#### Given entries ####

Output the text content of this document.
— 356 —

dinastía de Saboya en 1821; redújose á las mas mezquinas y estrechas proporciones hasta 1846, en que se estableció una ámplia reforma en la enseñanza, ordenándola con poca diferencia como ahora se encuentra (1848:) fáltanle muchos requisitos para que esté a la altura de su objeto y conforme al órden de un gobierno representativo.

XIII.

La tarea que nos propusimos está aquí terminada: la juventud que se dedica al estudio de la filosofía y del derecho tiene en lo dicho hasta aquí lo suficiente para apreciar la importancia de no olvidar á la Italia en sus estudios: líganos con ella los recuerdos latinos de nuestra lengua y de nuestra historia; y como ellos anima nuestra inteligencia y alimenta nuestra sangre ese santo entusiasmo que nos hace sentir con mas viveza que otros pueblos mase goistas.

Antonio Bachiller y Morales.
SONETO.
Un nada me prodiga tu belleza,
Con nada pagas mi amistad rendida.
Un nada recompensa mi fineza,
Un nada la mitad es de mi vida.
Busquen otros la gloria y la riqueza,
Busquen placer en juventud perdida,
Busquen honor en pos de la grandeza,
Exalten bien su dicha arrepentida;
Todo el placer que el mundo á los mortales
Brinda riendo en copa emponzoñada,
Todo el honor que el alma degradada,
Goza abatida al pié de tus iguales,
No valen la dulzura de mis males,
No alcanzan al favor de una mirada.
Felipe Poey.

####
#### Given entries ####

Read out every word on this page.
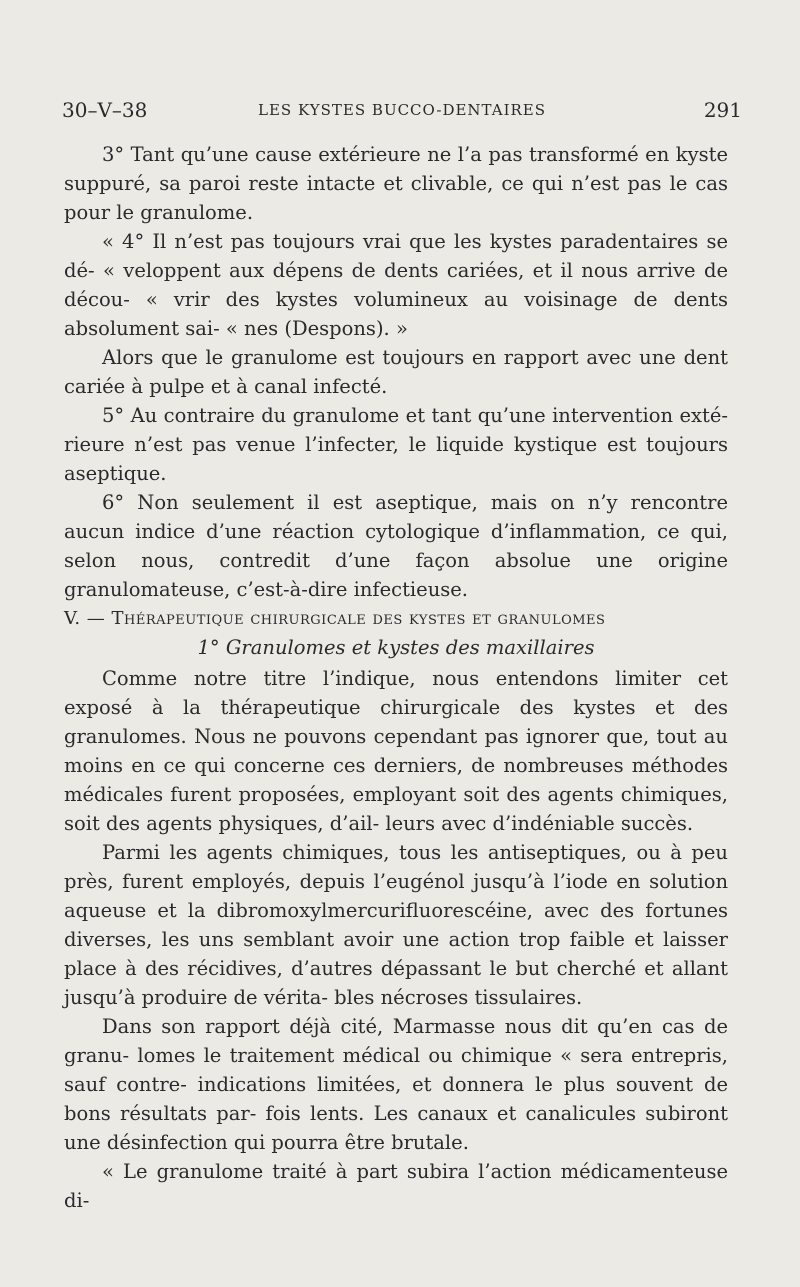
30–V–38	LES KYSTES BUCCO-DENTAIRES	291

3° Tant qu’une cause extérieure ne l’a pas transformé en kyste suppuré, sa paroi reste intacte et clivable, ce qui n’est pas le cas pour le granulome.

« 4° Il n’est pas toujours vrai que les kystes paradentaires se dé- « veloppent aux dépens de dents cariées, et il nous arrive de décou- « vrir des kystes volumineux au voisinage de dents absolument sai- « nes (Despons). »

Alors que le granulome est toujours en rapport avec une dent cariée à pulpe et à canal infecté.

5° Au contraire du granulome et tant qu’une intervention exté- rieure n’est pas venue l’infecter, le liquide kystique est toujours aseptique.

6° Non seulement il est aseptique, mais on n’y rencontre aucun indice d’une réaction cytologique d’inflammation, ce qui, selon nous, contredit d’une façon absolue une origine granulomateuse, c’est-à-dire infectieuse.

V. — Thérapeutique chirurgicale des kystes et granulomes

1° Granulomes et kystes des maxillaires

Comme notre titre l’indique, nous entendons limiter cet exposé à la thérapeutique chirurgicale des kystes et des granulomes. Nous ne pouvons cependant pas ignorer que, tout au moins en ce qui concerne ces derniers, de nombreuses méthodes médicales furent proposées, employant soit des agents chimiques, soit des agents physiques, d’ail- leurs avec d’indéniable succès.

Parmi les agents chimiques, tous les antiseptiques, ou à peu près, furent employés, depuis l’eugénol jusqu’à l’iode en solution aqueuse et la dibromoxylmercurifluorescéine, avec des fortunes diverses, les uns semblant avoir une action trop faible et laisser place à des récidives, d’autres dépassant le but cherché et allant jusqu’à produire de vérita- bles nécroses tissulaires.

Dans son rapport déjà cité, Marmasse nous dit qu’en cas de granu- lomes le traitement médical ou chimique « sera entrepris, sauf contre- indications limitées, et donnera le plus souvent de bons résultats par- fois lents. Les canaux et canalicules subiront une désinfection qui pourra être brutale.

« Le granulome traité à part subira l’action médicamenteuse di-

####

Your instructions: Look through the data above. Each line containing the word "toujours" needs to be copied.

Reply to the exercise:
« 4° Il n’est pas toujours vrai que les kystes paradentaires se dé- « veloppent aux dépens de dents cariées, et il nous arrive de décou- « vrir des kystes volumineux au voisinage de dents absolument sai- « nes (Despons). »
Alors que le granulome est toujours en rapport avec une dent cariée à pulpe et à canal infecté.
5° Au contraire du granulome et tant qu’une intervention exté- rieure n’est pas venue l’infecter, le liquide kystique est toujours aseptique.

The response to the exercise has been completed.